Requirement
Comb through the entries for "репчатый" and pull out each line that holds it.

Data excerpts:
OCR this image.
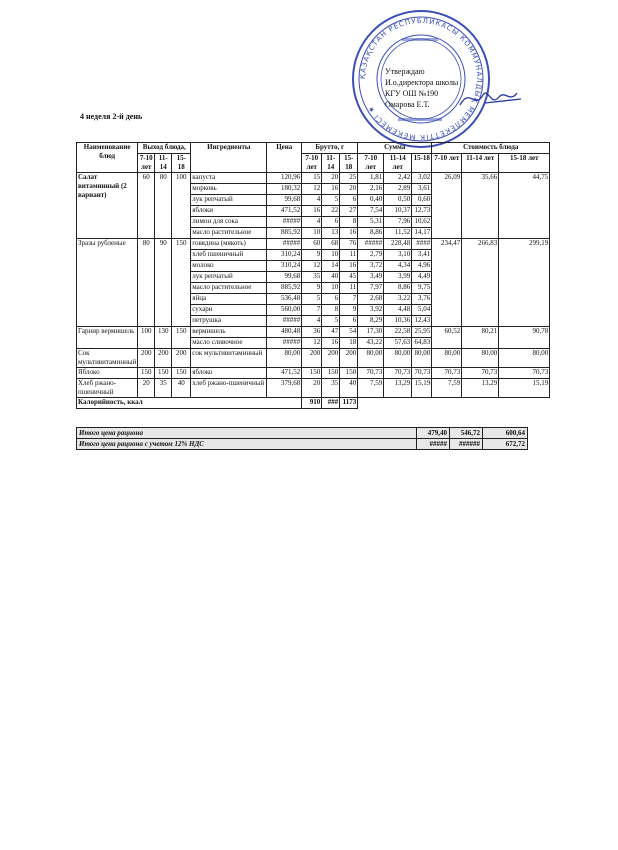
ҚАЗАҚСТАН РЕСПУБЛИКАСЫ КОММУНАЛДЫҚ МЕМЛЕКЕТТІК МЕКЕМЕСІ ★
Утверждаю
И.о.директора школы
КГУ ОШ №190
Омарова Е.Т.
4 неделя 2-й день
Наименование блюд	Выход блюда,			Ингредиенты	Цена	Брутто, г			Сумма			Стоимость блюда		
	7-10 лет	11-14	15-18			7-10 лет	11-14	15-18	7-10 лет	11-14 лет	15-18	7-10 лет	11-14 лет	15-18 лет
Салат витаминный (2 вариант)	60	80	100	капуста	120,96	15	20	25	1,81	2,42	3,02	26,09	35,66	44,75
				морковь	180,32	12	16	20	2,16	2,89	3,61			
				лук репчатый	99,68	4	5	6	0,40	0,50	0,60			
				яблоки	471,52	16	22	27	7,54	10,37	12,73			
				лимон для сока	#####	4	6	8	5,31	7,96	10,62			
				масло растительное	885,92	10	13	16	8,86	11,52	14,17			
Зразы рубленые	80	90	150	говядина (мякоть)	#####	60	68	76	#####	228,48	####	234,47	266,83	299,19
				хлеб пшеничный	310,24	9	10	11	2,79	3,10	3,41			
				молоко	310,24	12	14	16	3,72	4,34	4,96			
				лук репчатый	99,68	35	40	45	3,49	3,99	4,49			
				масло растительное	885,92	9	10	11	7,97	8,86	9,75			
				яйца	536,48	5	6	7	2,68	3,22	3,76			
				сухари	560,00	7	8	9	3,92	4,48	5,04			
				петрушка	#####	4	5	6	8,29	10,36	12,43			
Гарнир вермишель	100	130	150	вермишель	480,48	36	47	54	17,30	22,58	25,95	60,52	80,21	90,78
				масло сливочное	#####	12	16	18	43,22	57,63	64,83			
Сок мультивитаминный	200	200	200	сок мультивитаминный	80,00	200	200	200	80,00	80,00	80,00	80,00	80,00	80,00
Яблоко	150	150	150	яблоко	471,52	150	150	150	70,73	70,73	70,73	70,73	70,73	70,73
Хлеб ржано-пшеничный	20	35	40	хлеб ржано-пшеничный	379,68	20	35	40	7,59	13,29	15,19	7,59	13,29	15,19
Калорийность, ккал						910	###	1173						
Итого цена рациона	479,40	546,72	600,64
Итого цена рациона с учетом 12% НДС	#####	######	672,72
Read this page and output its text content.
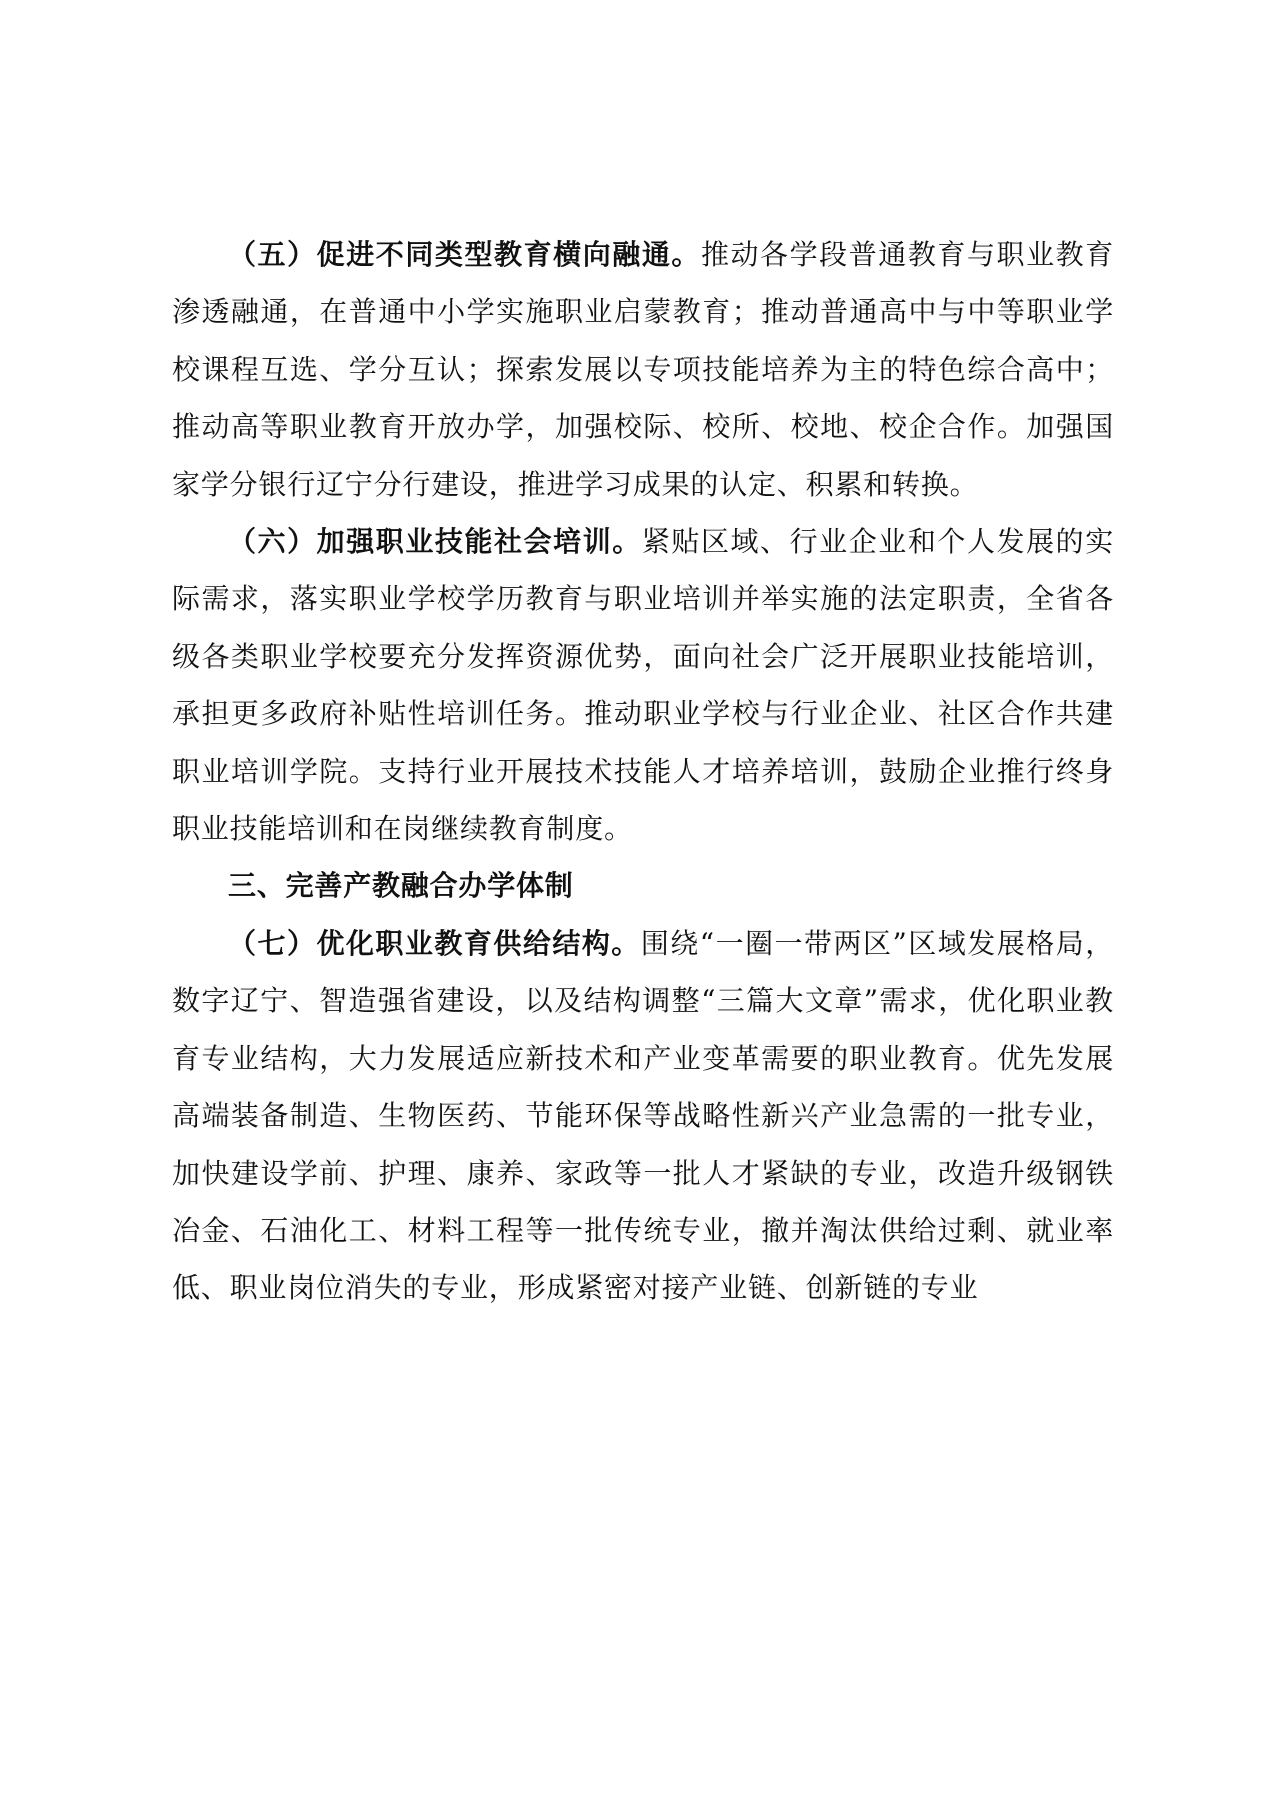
（五）促进不同类型教育横向融通。推动各学段普通教育与职业教育渗透融通，在普通中小学实施职业启蒙教育；推动普通高中与中等职业学校课程互选、学分互认；探索发展以专项技能培养为主的特色综合高中；推动高等职业教育开放办学，加强校际、校所、校地、校企合作。加强国家学分银行辽宁分行建设，推进学习成果的认定、积累和转换。

（六）加强职业技能社会培训。紧贴区域、行业企业和个人发展的实际需求，落实职业学校学历教育与职业培训并举实施的法定职责，全省各级各类职业学校要充分发挥资源优势，面向社会广泛开展职业技能培训，承担更多政府补贴性培训任务。推动职业学校与行业企业、社区合作共建职业培训学院。支持行业开展技术技能人才培养培训，鼓励企业推行终身职业技能培训和在岗继续教育制度。

三、完善产教融合办学体制

（七）优化职业教育供给结构。围绕“一圈一带两区”区域发展格局，数字辽宁、智造强省建设，以及结构调整“三篇大文章”需求，优化职业教育专业结构，大力发展适应新技术和产业变革需要的职业教育。优先发展高端装备制造、生物医药、节能环保等战略性新兴产业急需的一批专业，加快建设学前、护理、康养、家政等一批人才紧缺的专业，改造升级钢铁冶金、石油化工、材料工程等一批传统专业，撤并淘汰供给过剩、就业率低、职业岗位消失的专业，形成紧密对接产业链、创新链的专业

Answer below
				лук репчатый	99,68	4	5	6	0,40	0,50	0,60			
				лук репчатый	99,68	35	40	45	3,49	3,99	4,49			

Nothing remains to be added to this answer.